_The request:_
Provide an exact transcription of all the records.

Rows from a dataset
################
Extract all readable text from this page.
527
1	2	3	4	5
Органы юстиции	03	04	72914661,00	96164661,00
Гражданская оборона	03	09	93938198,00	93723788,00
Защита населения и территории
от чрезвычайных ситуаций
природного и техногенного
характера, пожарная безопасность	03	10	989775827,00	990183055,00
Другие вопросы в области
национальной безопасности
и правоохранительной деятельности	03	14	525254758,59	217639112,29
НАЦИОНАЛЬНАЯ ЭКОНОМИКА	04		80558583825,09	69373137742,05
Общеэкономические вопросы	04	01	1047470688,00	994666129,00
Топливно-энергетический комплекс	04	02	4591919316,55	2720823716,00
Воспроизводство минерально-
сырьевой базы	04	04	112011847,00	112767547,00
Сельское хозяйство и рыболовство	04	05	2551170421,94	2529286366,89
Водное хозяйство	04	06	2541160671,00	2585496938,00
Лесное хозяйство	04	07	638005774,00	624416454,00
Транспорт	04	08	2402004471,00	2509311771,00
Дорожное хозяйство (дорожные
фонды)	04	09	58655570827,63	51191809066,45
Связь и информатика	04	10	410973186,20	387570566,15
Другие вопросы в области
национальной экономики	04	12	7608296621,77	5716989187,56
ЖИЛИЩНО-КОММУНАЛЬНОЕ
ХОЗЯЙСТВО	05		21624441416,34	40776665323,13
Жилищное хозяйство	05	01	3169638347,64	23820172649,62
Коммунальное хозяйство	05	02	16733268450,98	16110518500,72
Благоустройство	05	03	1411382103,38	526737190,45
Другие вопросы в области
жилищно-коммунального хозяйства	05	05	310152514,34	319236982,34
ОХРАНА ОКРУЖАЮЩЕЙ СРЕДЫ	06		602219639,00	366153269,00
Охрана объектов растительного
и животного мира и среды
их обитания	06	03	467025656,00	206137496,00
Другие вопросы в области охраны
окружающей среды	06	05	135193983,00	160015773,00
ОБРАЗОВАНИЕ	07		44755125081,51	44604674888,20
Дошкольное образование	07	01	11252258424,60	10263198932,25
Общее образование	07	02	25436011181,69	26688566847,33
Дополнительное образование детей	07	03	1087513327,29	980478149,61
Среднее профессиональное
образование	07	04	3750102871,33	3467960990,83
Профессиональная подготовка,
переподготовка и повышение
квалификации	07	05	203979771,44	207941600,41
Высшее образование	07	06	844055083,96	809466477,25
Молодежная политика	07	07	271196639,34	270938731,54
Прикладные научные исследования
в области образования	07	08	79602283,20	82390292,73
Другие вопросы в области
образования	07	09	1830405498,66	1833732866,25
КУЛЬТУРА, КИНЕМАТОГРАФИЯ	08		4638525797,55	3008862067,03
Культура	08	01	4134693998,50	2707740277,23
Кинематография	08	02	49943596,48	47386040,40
################
_Task result:_
Extract all readable text from this page.
527
1	2	3	4	5
Органы юстиции	03	04	72914661,00	96164661,00
Гражданская оборона	03	09	93938198,00	93723788,00
Защита населения и территории
от чрезвычайных ситуаций
природного и техногенного
характера, пожарная безопасность	03	10	989775827,00	990183055,00
Другие вопросы в области
национальной безопасности
и правоохранительной деятельности	03	14	525254758,59	217639112,29
НАЦИОНАЛЬНАЯ ЭКОНОМИКА	04		80558583825,09	69373137742,05
Общеэкономические вопросы	04	01	1047470688,00	994666129,00
Топливно-энергетический комплекс	04	02	4591919316,55	2720823716,00
Воспроизводство минерально-
сырьевой базы	04	04	112011847,00	112767547,00
Сельское хозяйство и рыболовство	04	05	2551170421,94	2529286366,89
Водное хозяйство	04	06	2541160671,00	2585496938,00
Лесное хозяйство	04	07	638005774,00	624416454,00
Транспорт	04	08	2402004471,00	2509311771,00
Дорожное хозяйство (дорожные
фонды)	04	09	58655570827,63	51191809066,45
Связь и информатика	04	10	410973186,20	387570566,15
Другие вопросы в области
национальной экономики	04	12	7608296621,77	5716989187,56
ЖИЛИЩНО-КОММУНАЛЬНОЕ
ХОЗЯЙСТВО	05		21624441416,34	40776665323,13
Жилищное хозяйство	05	01	3169638347,64	23820172649,62
Коммунальное хозяйство	05	02	16733268450,98	16110518500,72
Благоустройство	05	03	1411382103,38	526737190,45
Другие вопросы в области
жилищно-коммунального хозяйства	05	05	310152514,34	319236982,34
ОХРАНА ОКРУЖАЮЩЕЙ СРЕДЫ	06		602219639,00	366153269,00
Охрана объектов растительного
и животного мира и среды
их обитания	06	03	467025656,00	206137496,00
Другие вопросы в области охраны
окружающей среды	06	05	135193983,00	160015773,00
ОБРАЗОВАНИЕ	07		44755125081,51	44604674888,20
Дошкольное образование	07	01	11252258424,60	10263198932,25
Общее образование	07	02	25436011181,69	26688566847,33
Дополнительное образование детей	07	03	1087513327,29	980478149,61
Среднее профессиональное
образование	07	04	3750102871,33	3467960990,83
Профессиональная подготовка,
переподготовка и повышение
квалификации	07	05	203979771,44	207941600,41
Высшее образование	07	06	844055083,96	809466477,25
Молодежная политика	07	07	271196639,34	270938731,54
Прикладные научные исследования
в области образования	07	08	79602283,20	82390292,73
Другие вопросы в области
образования	07	09	1830405498,66	1833732866,25
КУЛЬТУРА, КИНЕМАТОГРАФИЯ	08		4638525797,55	3008862067,03
Культура	08	01	4134693998,50	2707740277,23
Кинематография	08	02	49943596,48	47386040,40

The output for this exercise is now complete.